→ Entries:
◆ ◆ ◆ ◆ ◆
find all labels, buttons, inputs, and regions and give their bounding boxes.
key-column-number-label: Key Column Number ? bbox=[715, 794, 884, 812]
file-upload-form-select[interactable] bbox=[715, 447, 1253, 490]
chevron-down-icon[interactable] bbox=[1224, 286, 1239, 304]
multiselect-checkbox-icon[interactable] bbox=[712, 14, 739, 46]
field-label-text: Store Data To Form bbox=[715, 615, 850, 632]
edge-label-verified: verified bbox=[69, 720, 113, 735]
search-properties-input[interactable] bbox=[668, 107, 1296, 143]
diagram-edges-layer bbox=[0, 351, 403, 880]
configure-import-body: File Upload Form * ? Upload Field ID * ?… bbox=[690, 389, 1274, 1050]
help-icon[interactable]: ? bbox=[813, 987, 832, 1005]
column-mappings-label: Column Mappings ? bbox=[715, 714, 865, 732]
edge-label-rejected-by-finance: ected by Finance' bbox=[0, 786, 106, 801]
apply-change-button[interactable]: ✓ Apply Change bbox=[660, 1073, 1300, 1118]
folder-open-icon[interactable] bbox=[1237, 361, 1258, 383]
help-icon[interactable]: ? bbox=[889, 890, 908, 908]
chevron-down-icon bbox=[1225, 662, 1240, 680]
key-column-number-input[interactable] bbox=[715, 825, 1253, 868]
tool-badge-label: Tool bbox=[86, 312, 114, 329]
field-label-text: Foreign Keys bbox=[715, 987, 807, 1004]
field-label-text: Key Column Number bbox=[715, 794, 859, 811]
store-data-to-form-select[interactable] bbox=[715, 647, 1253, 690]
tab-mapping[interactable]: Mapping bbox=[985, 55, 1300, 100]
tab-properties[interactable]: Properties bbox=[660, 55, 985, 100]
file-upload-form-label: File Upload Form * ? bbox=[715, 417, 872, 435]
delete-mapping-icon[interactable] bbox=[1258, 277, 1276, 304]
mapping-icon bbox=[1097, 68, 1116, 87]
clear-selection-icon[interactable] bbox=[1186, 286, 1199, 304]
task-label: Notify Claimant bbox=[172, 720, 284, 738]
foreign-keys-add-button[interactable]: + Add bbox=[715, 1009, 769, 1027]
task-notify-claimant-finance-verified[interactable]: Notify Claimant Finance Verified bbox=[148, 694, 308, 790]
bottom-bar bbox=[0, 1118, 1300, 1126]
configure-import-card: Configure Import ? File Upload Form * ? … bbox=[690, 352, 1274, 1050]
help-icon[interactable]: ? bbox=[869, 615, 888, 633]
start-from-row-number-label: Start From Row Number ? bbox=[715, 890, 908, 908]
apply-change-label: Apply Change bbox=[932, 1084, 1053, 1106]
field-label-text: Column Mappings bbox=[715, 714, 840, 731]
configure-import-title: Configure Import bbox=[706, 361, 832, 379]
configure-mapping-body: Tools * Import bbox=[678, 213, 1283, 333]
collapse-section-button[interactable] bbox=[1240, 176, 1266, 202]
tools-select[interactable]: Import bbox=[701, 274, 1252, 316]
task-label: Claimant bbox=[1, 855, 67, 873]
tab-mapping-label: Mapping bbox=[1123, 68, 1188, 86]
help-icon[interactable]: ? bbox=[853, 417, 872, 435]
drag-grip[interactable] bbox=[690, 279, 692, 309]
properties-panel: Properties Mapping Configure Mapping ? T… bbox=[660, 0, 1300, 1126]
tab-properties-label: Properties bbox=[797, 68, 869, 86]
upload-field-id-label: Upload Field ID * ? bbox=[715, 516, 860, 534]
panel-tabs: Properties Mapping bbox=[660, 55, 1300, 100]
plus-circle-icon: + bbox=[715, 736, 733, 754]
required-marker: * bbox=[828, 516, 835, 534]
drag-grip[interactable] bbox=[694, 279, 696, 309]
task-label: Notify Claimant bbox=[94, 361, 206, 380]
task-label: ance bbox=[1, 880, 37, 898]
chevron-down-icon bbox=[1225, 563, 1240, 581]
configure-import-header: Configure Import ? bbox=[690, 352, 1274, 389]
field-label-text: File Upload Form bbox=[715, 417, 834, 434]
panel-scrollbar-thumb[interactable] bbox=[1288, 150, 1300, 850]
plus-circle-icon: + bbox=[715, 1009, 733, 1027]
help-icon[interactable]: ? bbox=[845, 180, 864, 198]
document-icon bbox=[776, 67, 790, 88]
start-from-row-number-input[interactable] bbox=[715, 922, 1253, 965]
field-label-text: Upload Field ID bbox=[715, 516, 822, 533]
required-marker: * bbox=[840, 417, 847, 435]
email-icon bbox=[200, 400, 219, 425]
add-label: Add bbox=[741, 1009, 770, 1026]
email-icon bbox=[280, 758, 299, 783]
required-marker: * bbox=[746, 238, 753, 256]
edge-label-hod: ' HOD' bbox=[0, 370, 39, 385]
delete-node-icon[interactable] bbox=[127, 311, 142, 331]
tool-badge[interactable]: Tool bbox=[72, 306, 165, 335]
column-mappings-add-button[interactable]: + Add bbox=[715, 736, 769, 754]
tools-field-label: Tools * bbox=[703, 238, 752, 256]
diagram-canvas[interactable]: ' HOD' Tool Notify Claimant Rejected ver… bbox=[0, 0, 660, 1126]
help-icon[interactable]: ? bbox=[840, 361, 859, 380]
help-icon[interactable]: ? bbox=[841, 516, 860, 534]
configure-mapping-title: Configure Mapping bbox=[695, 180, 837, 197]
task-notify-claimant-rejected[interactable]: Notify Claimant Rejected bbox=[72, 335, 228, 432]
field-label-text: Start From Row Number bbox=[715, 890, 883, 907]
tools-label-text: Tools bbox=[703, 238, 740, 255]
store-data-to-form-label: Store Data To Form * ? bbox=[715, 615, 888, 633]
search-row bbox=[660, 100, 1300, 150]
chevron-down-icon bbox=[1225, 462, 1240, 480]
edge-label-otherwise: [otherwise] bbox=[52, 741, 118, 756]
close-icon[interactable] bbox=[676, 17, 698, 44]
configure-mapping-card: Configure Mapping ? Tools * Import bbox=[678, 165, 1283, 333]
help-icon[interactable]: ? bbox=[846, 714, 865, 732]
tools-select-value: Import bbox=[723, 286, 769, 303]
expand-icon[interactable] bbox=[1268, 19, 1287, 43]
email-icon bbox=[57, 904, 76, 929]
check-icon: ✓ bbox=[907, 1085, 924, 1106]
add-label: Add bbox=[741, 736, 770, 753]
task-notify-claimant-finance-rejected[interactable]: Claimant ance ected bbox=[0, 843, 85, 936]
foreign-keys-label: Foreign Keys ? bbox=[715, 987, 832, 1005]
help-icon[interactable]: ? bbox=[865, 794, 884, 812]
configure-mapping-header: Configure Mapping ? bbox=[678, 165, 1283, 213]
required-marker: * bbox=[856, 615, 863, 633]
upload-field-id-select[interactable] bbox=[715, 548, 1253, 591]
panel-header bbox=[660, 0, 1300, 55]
◆ ◆ ◆ ◆ ◆
→ Requirement:
Write out every line of the records above exactly as they appear, without adding, dropping, or changing anything.

→ Result of the exercise:
find all labels, buttons, inputs, and regions and give their bounding boxes.
key-column-number-label: Key Column Number ? bbox=[715, 794, 884, 812]
file-upload-form-select[interactable] bbox=[715, 447, 1253, 490]
chevron-down-icon[interactable] bbox=[1224, 286, 1239, 304]
multiselect-checkbox-icon[interactable] bbox=[712, 14, 739, 46]
field-label-text: Store Data To Form bbox=[715, 615, 850, 632]
edge-label-verified: verified bbox=[69, 720, 113, 735]
search-properties-input[interactable] bbox=[668, 107, 1296, 143]
diagram-edges-layer bbox=[0, 351, 403, 880]
configure-import-body: File Upload Form * ? Upload Field ID * ?… bbox=[690, 389, 1274, 1050]
help-icon[interactable]: ? bbox=[813, 987, 832, 1005]
column-mappings-label: Column Mappings ? bbox=[715, 714, 865, 732]
edge-label-rejected-by-finance: ected by Finance' bbox=[0, 786, 106, 801]
apply-change-button[interactable]: ✓ Apply Change bbox=[660, 1073, 1300, 1118]
folder-open-icon[interactable] bbox=[1237, 361, 1258, 383]
help-icon[interactable]: ? bbox=[889, 890, 908, 908]
chevron-down-icon bbox=[1225, 662, 1240, 680]
key-column-number-input[interactable] bbox=[715, 825, 1253, 868]
tool-badge-label: Tool bbox=[86, 312, 114, 329]
field-label-text: Foreign Keys bbox=[715, 987, 807, 1004]
field-label-text: Key Column Number bbox=[715, 794, 859, 811]
store-data-to-form-select[interactable] bbox=[715, 647, 1253, 690]
tab-mapping[interactable]: Mapping bbox=[985, 55, 1300, 100]
tab-properties[interactable]: Properties bbox=[660, 55, 985, 100]
file-upload-form-label: File Upload Form * ? bbox=[715, 417, 872, 435]
delete-mapping-icon[interactable] bbox=[1258, 277, 1276, 304]
mapping-icon bbox=[1097, 68, 1116, 87]
clear-selection-icon[interactable] bbox=[1186, 286, 1199, 304]
task-label: Notify Claimant bbox=[172, 720, 284, 738]
foreign-keys-add-button[interactable]: + Add bbox=[715, 1009, 769, 1027]
task-notify-claimant-finance-verified[interactable]: Notify Claimant Finance Verified bbox=[148, 694, 308, 790]
bottom-bar bbox=[0, 1118, 1300, 1126]
configure-import-card: Configure Import ? File Upload Form * ? … bbox=[690, 352, 1274, 1050]
help-icon[interactable]: ? bbox=[869, 615, 888, 633]
start-from-row-number-label: Start From Row Number ? bbox=[715, 890, 908, 908]
apply-change-label: Apply Change bbox=[932, 1084, 1053, 1106]
field-label-text: Column Mappings bbox=[715, 714, 840, 731]
configure-import-title: Configure Import bbox=[706, 361, 832, 379]
configure-mapping-body: Tools * Import bbox=[678, 213, 1283, 333]
collapse-section-button[interactable] bbox=[1240, 176, 1266, 202]
tools-select[interactable]: Import bbox=[701, 274, 1252, 316]
task-label: Claimant bbox=[1, 855, 67, 873]
tab-mapping-label: Mapping bbox=[1123, 68, 1188, 86]
help-icon[interactable]: ? bbox=[853, 417, 872, 435]
drag-grip[interactable] bbox=[690, 279, 692, 309]
properties-panel: Properties Mapping Configure Mapping ? T… bbox=[660, 0, 1300, 1126]
tab-properties-label: Properties bbox=[797, 68, 869, 86]
upload-field-id-label: Upload Field ID * ? bbox=[715, 516, 860, 534]
panel-tabs: Properties Mapping bbox=[660, 55, 1300, 100]
plus-circle-icon: + bbox=[715, 736, 733, 754]
required-marker: * bbox=[828, 516, 835, 534]
drag-grip[interactable] bbox=[694, 279, 696, 309]
task-label: Notify Claimant bbox=[94, 361, 206, 380]
task-label: ance bbox=[1, 880, 37, 898]
chevron-down-icon bbox=[1225, 563, 1240, 581]
configure-import-header: Configure Import ? bbox=[690, 352, 1274, 389]
field-label-text: File Upload Form bbox=[715, 417, 834, 434]
panel-scrollbar-thumb[interactable] bbox=[1288, 150, 1300, 850]
plus-circle-icon: + bbox=[715, 1009, 733, 1027]
help-icon[interactable]: ? bbox=[845, 180, 864, 198]
document-icon bbox=[776, 67, 790, 88]
start-from-row-number-input[interactable] bbox=[715, 922, 1253, 965]
field-label-text: Upload Field ID bbox=[715, 516, 822, 533]
required-marker: * bbox=[840, 417, 847, 435]
email-icon bbox=[200, 400, 219, 425]
add-label: Add bbox=[741, 1009, 770, 1026]
email-icon bbox=[280, 758, 299, 783]
required-marker: * bbox=[746, 238, 753, 256]
edge-label-hod: ' HOD' bbox=[0, 370, 39, 385]
delete-node-icon[interactable] bbox=[127, 311, 142, 331]
tool-badge[interactable]: Tool bbox=[72, 306, 165, 335]
column-mappings-add-button[interactable]: + Add bbox=[715, 736, 769, 754]
tools-field-label: Tools * bbox=[703, 238, 752, 256]
diagram-canvas[interactable]: ' HOD' Tool Notify Claimant Rejected ver… bbox=[0, 0, 660, 1126]
help-icon[interactable]: ? bbox=[840, 361, 859, 380]
help-icon[interactable]: ? bbox=[841, 516, 860, 534]
configure-mapping-title: Configure Mapping bbox=[695, 180, 837, 197]
task-notify-claimant-rejected[interactable]: Notify Claimant Rejected bbox=[72, 335, 228, 432]
field-label-text: Start From Row Number bbox=[715, 890, 883, 907]
tools-label-text: Tools bbox=[703, 238, 740, 255]
store-data-to-form-label: Store Data To Form * ? bbox=[715, 615, 888, 633]
search-row bbox=[660, 100, 1300, 150]
chevron-down-icon bbox=[1225, 462, 1240, 480]
edge-label-otherwise: [otherwise] bbox=[52, 741, 118, 756]
close-icon[interactable] bbox=[676, 17, 698, 44]
configure-mapping-card: Configure Mapping ? Tools * Import bbox=[678, 165, 1283, 333]
help-icon[interactable]: ? bbox=[846, 714, 865, 732]
tools-select-value: Import bbox=[723, 286, 769, 303]
expand-icon[interactable] bbox=[1268, 19, 1287, 43]
email-icon bbox=[57, 904, 76, 929]
check-icon: ✓ bbox=[907, 1085, 924, 1106]
add-label: Add bbox=[741, 736, 770, 753]
task-notify-claimant-finance-rejected[interactable]: Claimant ance ected bbox=[0, 843, 85, 936]
foreign-keys-label: Foreign Keys ? bbox=[715, 987, 832, 1005]
help-icon[interactable]: ? bbox=[865, 794, 884, 812]
configure-mapping-header: Configure Mapping ? bbox=[678, 165, 1283, 213]
required-marker: * bbox=[856, 615, 863, 633]
upload-field-id-select[interactable] bbox=[715, 548, 1253, 591]
panel-header bbox=[660, 0, 1300, 55]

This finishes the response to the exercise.